> [JOB]
Output every line of the data exactly as it appears.

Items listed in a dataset
-- start --
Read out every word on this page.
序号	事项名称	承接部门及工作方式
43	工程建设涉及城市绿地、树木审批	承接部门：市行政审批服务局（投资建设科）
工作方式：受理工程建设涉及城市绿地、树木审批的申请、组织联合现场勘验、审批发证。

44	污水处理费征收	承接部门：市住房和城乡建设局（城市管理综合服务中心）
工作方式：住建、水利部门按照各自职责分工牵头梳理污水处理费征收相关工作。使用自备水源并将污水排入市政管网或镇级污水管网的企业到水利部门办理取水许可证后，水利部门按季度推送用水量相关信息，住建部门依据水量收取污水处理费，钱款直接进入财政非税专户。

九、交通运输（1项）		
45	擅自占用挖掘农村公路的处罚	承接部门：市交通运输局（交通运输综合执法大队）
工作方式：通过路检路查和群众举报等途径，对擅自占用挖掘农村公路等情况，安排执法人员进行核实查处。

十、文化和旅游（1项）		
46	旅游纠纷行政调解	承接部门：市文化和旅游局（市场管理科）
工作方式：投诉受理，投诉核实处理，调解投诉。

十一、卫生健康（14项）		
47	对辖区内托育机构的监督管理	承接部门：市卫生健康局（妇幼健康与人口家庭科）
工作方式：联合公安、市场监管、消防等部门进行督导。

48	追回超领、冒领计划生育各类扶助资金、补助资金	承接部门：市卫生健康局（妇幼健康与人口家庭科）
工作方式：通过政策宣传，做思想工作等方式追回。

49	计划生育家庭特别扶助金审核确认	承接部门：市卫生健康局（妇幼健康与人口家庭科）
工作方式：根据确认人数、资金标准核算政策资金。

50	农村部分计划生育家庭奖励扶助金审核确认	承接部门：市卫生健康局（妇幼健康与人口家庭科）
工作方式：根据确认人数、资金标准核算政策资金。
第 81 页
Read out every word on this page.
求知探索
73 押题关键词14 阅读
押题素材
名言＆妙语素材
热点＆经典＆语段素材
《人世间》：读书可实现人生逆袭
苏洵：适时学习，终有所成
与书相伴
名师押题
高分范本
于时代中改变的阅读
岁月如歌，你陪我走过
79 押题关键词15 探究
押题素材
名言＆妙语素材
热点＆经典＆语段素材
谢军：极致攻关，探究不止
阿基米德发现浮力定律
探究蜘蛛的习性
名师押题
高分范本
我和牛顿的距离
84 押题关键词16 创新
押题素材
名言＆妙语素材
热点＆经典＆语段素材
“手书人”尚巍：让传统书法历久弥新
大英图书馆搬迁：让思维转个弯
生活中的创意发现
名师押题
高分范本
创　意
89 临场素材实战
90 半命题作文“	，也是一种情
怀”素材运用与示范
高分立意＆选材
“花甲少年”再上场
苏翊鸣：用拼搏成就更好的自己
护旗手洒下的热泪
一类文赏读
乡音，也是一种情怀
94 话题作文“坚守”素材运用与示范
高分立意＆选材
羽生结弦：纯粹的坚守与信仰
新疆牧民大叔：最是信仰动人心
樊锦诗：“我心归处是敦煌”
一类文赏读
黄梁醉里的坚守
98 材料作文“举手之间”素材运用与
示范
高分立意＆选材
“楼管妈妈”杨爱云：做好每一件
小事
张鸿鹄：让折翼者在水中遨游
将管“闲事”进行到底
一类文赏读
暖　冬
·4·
-- end --
> [WRITTEN RESPONSE]
Read out every word on this page.
序号	事项名称	承接部门及工作方式
43	工程建设涉及城市绿地、树木审批	承接部门：市行政审批服务局（投资建设科）
工作方式：受理工程建设涉及城市绿地、树木审批的申请、组织联合现场勘验、审批发证。

44	污水处理费征收	承接部门：市住房和城乡建设局（城市管理综合服务中心）
工作方式：住建、水利部门按照各自职责分工牵头梳理污水处理费征收相关工作。使用自备水源并将污水排入市政管网或镇级污水管网的企业到水利部门办理取水许可证后，水利部门按季度推送用水量相关信息，住建部门依据水量收取污水处理费，钱款直接进入财政非税专户。

九、交通运输（1项）		
45	擅自占用挖掘农村公路的处罚	承接部门：市交通运输局（交通运输综合执法大队）
工作方式：通过路检路查和群众举报等途径，对擅自占用挖掘农村公路等情况，安排执法人员进行核实查处。

十、文化和旅游（1项）		
46	旅游纠纷行政调解	承接部门：市文化和旅游局（市场管理科）
工作方式：投诉受理，投诉核实处理，调解投诉。

十一、卫生健康（14项）		
47	对辖区内托育机构的监督管理	承接部门：市卫生健康局（妇幼健康与人口家庭科）
工作方式：联合公安、市场监管、消防等部门进行督导。

48	追回超领、冒领计划生育各类扶助资金、补助资金	承接部门：市卫生健康局（妇幼健康与人口家庭科）
工作方式：通过政策宣传，做思想工作等方式追回。

49	计划生育家庭特别扶助金审核确认	承接部门：市卫生健康局（妇幼健康与人口家庭科）
工作方式：根据确认人数、资金标准核算政策资金。

50	农村部分计划生育家庭奖励扶助金审核确认	承接部门：市卫生健康局（妇幼健康与人口家庭科）
工作方式：根据确认人数、资金标准核算政策资金。
第 81 页
Read out every word on this page.
求知探索
73 押题关键词14 阅读
押题素材
名言＆妙语素材
热点＆经典＆语段素材
《人世间》：读书可实现人生逆袭
苏洵：适时学习，终有所成
与书相伴
名师押题
高分范本
于时代中改变的阅读
岁月如歌，你陪我走过
79 押题关键词15 探究
押题素材
名言＆妙语素材
热点＆经典＆语段素材
谢军：极致攻关，探究不止
阿基米德发现浮力定律
探究蜘蛛的习性
名师押题
高分范本
我和牛顿的距离
84 押题关键词16 创新
押题素材
名言＆妙语素材
热点＆经典＆语段素材
“手书人”尚巍：让传统书法历久弥新
大英图书馆搬迁：让思维转个弯
生活中的创意发现
名师押题
高分范本
创　意
89 临场素材实战
90 半命题作文“	，也是一种情
怀”素材运用与示范
高分立意＆选材
“花甲少年”再上场
苏翊鸣：用拼搏成就更好的自己
护旗手洒下的热泪
一类文赏读
乡音，也是一种情怀
94 话题作文“坚守”素材运用与示范
高分立意＆选材
羽生结弦：纯粹的坚守与信仰
新疆牧民大叔：最是信仰动人心
樊锦诗：“我心归处是敦煌”
一类文赏读
黄梁醉里的坚守
98 材料作文“举手之间”素材运用与
示范
高分立意＆选材
“楼管妈妈”杨爱云：做好每一件
小事
张鸿鹄：让折翼者在水中遨游
将管“闲事”进行到底
一类文赏读
暖　冬
·4·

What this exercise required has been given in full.